Copy the listing verbatim, excluding any images found in it.
---+---
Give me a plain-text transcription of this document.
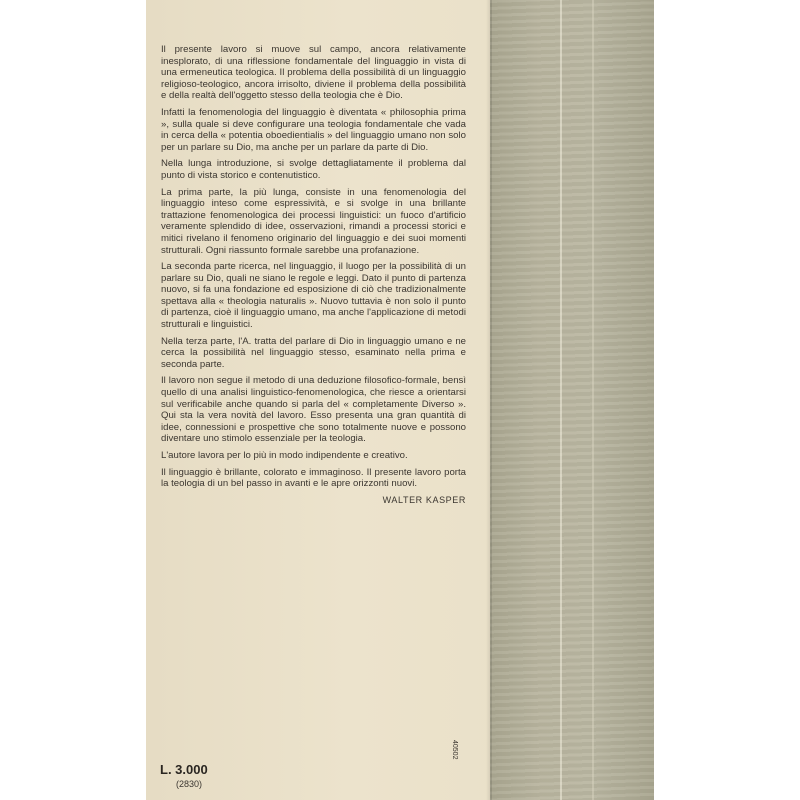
Il presente lavoro si muove sul campo, ancora relativamente inesplorato, di una riflessione fondamentale del linguaggio in vista di una ermeneutica teologica. Il problema della possibilità di un linguaggio religioso-teologico, ancora irrisolto, diviene il problema della possibilità e della realtà dell'oggetto stesso della teologia che è Dio.

Infatti la fenomenologia del linguaggio è diventata « philosophia prima », sulla quale si deve configurare una teologia fondamentale che vada in cerca della « potentia oboedientialis » del linguaggio umano non solo per un parlare su Dio, ma anche per un parlare da parte di Dio.

Nella lunga introduzione, si svolge dettagliatamente il problema dal punto di vista storico e contenutistico.

La prima parte, la più lunga, consiste in una fenomenologia del linguaggio inteso come espressività, e si svolge in una brillante trattazione fenomenologica dei processi linguistici: un fuoco d'artificio veramente splendido di idee, osservazioni, rimandi a processi storici e mitici rivelano il fenomeno originario del linguaggio e dei suoi momenti strutturali. Ogni riassunto formale sarebbe una profanazione.

La seconda parte ricerca, nel linguaggio, il luogo per la possibilità di un parlare su Dio, quali ne siano le regole e leggi. Dato il punto di partenza nuovo, si fa una fondazione ed esposizione di ciò che tradizionalmente spettava alla « theologia naturalis ». Nuovo tuttavia è non solo il punto di partenza, cioè il linguaggio umano, ma anche l'applicazione di metodi strutturali e linguistici.

Nella terza parte, l'A. tratta del parlare di Dio in linguaggio umano e ne cerca la possibilità nel linguaggio stesso, esaminato nella prima e seconda parte.

Il lavoro non segue il metodo di una deduzione filosofico-formale, bensì quello di una analisi linguistico-fenomenologica, che riesce a orientarsi sul verificabile anche quando si parla del « completamente Diverso ». Qui sta la vera novità del lavoro. Esso presenta una gran quantità di idee, connessioni e prospettive che sono totalmente nuove e possono diventare uno stimolo essenziale per la teologia.

L'autore lavora per lo più in modo indipendente e creativo.

Il linguaggio è brillante, colorato e immaginoso. Il presente lavoro porta la teologia di un bel passo in avanti e le apre orizzonti nuovi.

WALTER KASPER
L. 3.000
(2830)
40502
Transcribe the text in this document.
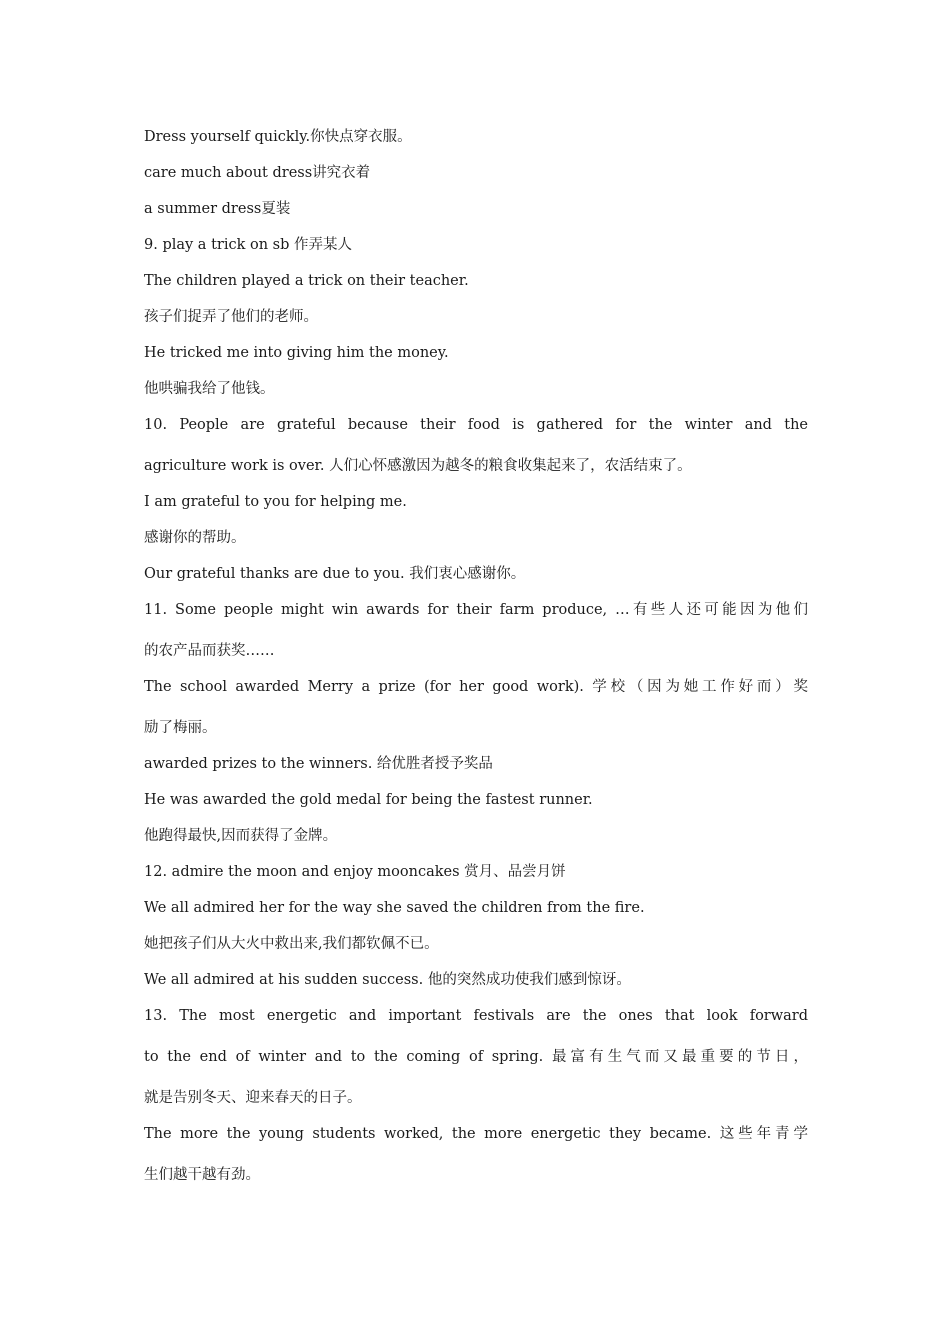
Dress yourself quickly.你快点穿衣服。
care much about dress讲究衣着
a summer dress夏装
9. play a trick on sb 作弄某人
The children played a trick on their teacher.
孩子们捉弄了他们的老师。
He tricked me into giving him the money.
他哄骗我给了他钱。
10. People are grateful because their food is gathered for the winter and the
agriculture work is over. 人们心怀感激因为越冬的粮食收集起来了，农活结束了。
I am grateful to you for helping me.
感谢你的帮助。
Our grateful thanks are due to you. 我们衷心感谢你。
11. Some people might win awards for their farm produce, …有些人还可能因为他们
的农产品而获奖……
The school awarded Merry a prize (for her good work). 学校（因为她工作好而）奖
励了梅丽。
awarded prizes to the winners. 给优胜者授予奖品
He was awarded the gold medal for being the fastest runner.
他跑得最快,因而获得了金牌。
12. admire the moon and enjoy mooncakes 赏月、品尝月饼
We all admired her for the way she saved the children from the fire.
她把孩子们从大火中救出来,我们都钦佩不已。
We all admired at his sudden success. 他的突然成功使我们感到惊讶。
13. The most energetic and important festivals are the ones that look forward
to the end of winter and to the coming of spring. 最富有生气而又最重要的节日，
就是告别冬天、迎来春天的日子。
The more the young students worked, the more energetic they became. 这些年青学
生们越干越有劲。
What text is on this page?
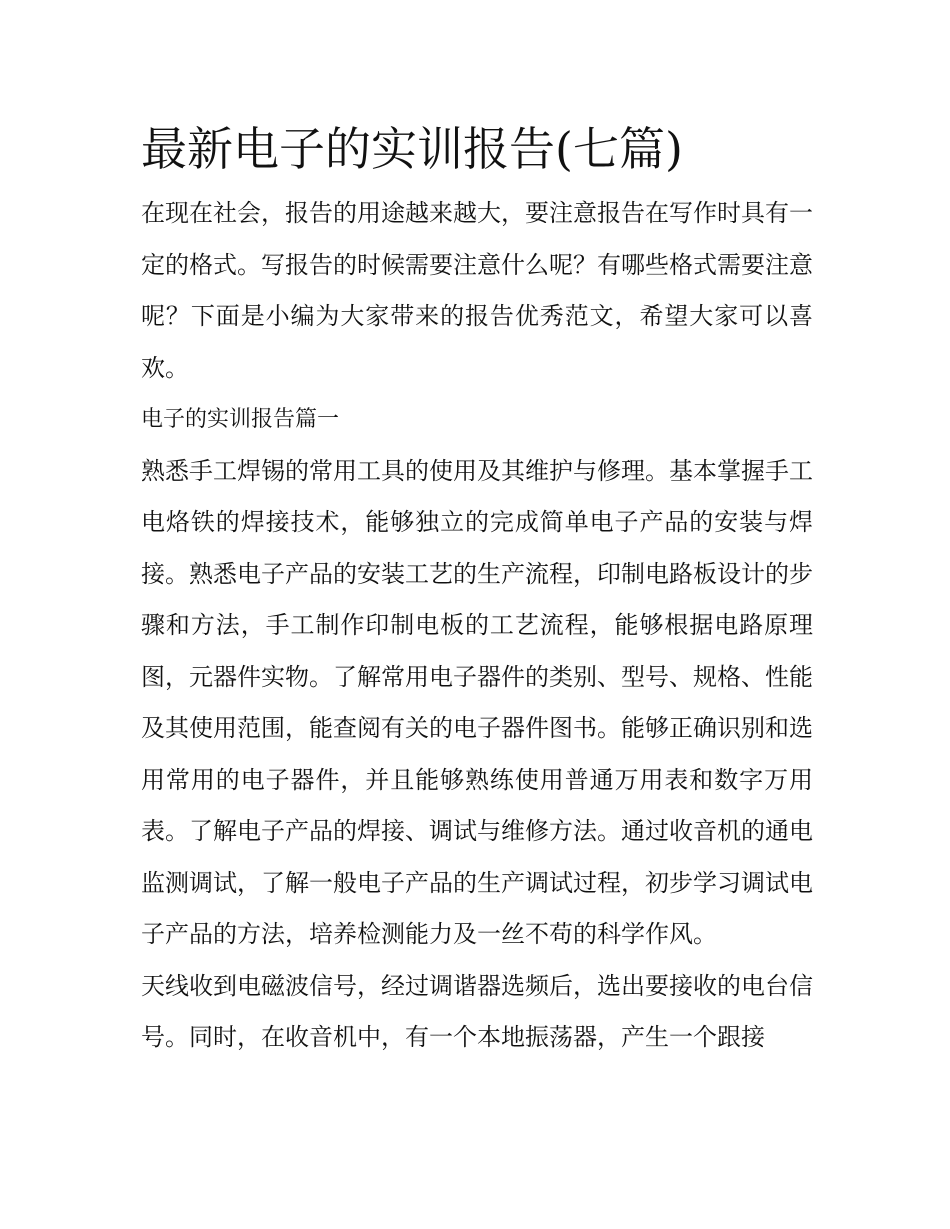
最新电子的实训报告(七篇)

在现在社会，报告的用途越来越大，要注意报告在写作时具有一定的格式。写报告的时候需要注意什么呢？有哪些格式需要注意呢？下面是小编为大家带来的报告优秀范文，希望大家可以喜欢。

电子的实训报告篇一

熟悉手工焊锡的常用工具的使用及其维护与修理。基本掌握手工电烙铁的焊接技术，能够独立的完成简单电子产品的安装与焊接。熟悉电子产品的安装工艺的生产流程，印制电路板设计的步骤和方法，手工制作印制电板的工艺流程，能够根据电路原理图，元器件实物。了解常用电子器件的类别、型号、规格、性能及其使用范围，能查阅有关的电子器件图书。能够正确识别和选用常用的电子器件，并且能够熟练使用普通万用表和数字万用表。了解电子产品的焊接、调试与维修方法。通过收音机的通电监测调试，了解一般电子产品的生产调试过程，初步学习调试电子产品的方法，培养检测能力及一丝不苟的科学作风。

天线收到电磁波信号，经过调谐器选频后，选出要接收的电台信号。同时，在收音机中，有一个本地振荡器，产生一个跟接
---+---
_REPLY TO THE TASK_
Give me a plain-text transcription of this document.
Il presente lavoro si muove sul campo, ancora relativamente inesplorato, di una riflessione fondamentale del linguaggio in vista di una ermeneutica teologica. Il problema della possibilità di un linguaggio religioso-teologico, ancora irrisolto, diviene il problema della possibilità e della realtà dell'oggetto stesso della teologia che è Dio.

Infatti la fenomenologia del linguaggio è diventata « philosophia prima », sulla quale si deve configurare una teologia fondamentale che vada in cerca della « potentia oboedientialis » del linguaggio umano non solo per un parlare su Dio, ma anche per un parlare da parte di Dio.

Nella lunga introduzione, si svolge dettagliatamente il problema dal punto di vista storico e contenutistico.

La prima parte, la più lunga, consiste in una fenomenologia del linguaggio inteso come espressività, e si svolge in una brillante trattazione fenomenologica dei processi linguistici: un fuoco d'artificio veramente splendido di idee, osservazioni, rimandi a processi storici e mitici rivelano il fenomeno originario del linguaggio e dei suoi momenti strutturali. Ogni riassunto formale sarebbe una profanazione.

La seconda parte ricerca, nel linguaggio, il luogo per la possibilità di un parlare su Dio, quali ne siano le regole e leggi. Dato il punto di partenza nuovo, si fa una fondazione ed esposizione di ciò che tradizionalmente spettava alla « theologia naturalis ». Nuovo tuttavia è non solo il punto di partenza, cioè il linguaggio umano, ma anche l'applicazione di metodi strutturali e linguistici.

Nella terza parte, l'A. tratta del parlare di Dio in linguaggio umano e ne cerca la possibilità nel linguaggio stesso, esaminato nella prima e seconda parte.

Il lavoro non segue il metodo di una deduzione filosofico-formale, bensì quello di una analisi linguistico-fenomenologica, che riesce a orientarsi sul verificabile anche quando si parla del « completamente Diverso ». Qui sta la vera novità del lavoro. Esso presenta una gran quantità di idee, connessioni e prospettive che sono totalmente nuove e possono diventare uno stimolo essenziale per la teologia.

L'autore lavora per lo più in modo indipendente e creativo.

Il linguaggio è brillante, colorato e immaginoso. Il presente lavoro porta la teologia di un bel passo in avanti e le apre orizzonti nuovi.

WALTER KASPER
L. 3.000
(2830)
40502
Transcribe the text in this document.
Dress yourself quickly.你快点穿衣服。
care much about dress讲究衣着
a summer dress夏装
9. play a trick on sb 作弄某人
The children played a trick on their teacher.
孩子们捉弄了他们的老师。
He tricked me into giving him the money.
他哄骗我给了他钱。
10. People are grateful because their food is gathered for the winter and the
agriculture work is over. 人们心怀感激因为越冬的粮食收集起来了，农活结束了。
I am grateful to you for helping me.
感谢你的帮助。
Our grateful thanks are due to you. 我们衷心感谢你。
11. Some people might win awards for their farm produce, …有些人还可能因为他们
的农产品而获奖……
The school awarded Merry a prize (for her good work). 学校（因为她工作好而）奖
励了梅丽。
awarded prizes to the winners. 给优胜者授予奖品
He was awarded the gold medal for being the fastest runner.
他跑得最快,因而获得了金牌。
12. admire the moon and enjoy mooncakes 赏月、品尝月饼
We all admired her for the way she saved the children from the fire.
她把孩子们从大火中救出来,我们都钦佩不已。
We all admired at his sudden success. 他的突然成功使我们感到惊讶。
13. The most energetic and important festivals are the ones that look forward
to the end of winter and to the coming of spring. 最富有生气而又最重要的节日，
就是告别冬天、迎来春天的日子。
The more the young students worked, the more energetic they became. 这些年青学
生们越干越有劲。
What text is on this page?
最新电子的实训报告(七篇)

在现在社会，报告的用途越来越大，要注意报告在写作时具有一定的格式。写报告的时候需要注意什么呢？有哪些格式需要注意呢？下面是小编为大家带来的报告优秀范文，希望大家可以喜欢。

电子的实训报告篇一

熟悉手工焊锡的常用工具的使用及其维护与修理。基本掌握手工电烙铁的焊接技术，能够独立的完成简单电子产品的安装与焊接。熟悉电子产品的安装工艺的生产流程，印制电路板设计的步骤和方法，手工制作印制电板的工艺流程，能够根据电路原理图，元器件实物。了解常用电子器件的类别、型号、规格、性能及其使用范围，能查阅有关的电子器件图书。能够正确识别和选用常用的电子器件，并且能够熟练使用普通万用表和数字万用表。了解电子产品的焊接、调试与维修方法。通过收音机的通电监测调试，了解一般电子产品的生产调试过程，初步学习调试电子产品的方法，培养检测能力及一丝不苟的科学作风。

天线收到电磁波信号，经过调谐器选频后，选出要接收的电台信号。同时，在收音机中，有一个本地振荡器，产生一个跟接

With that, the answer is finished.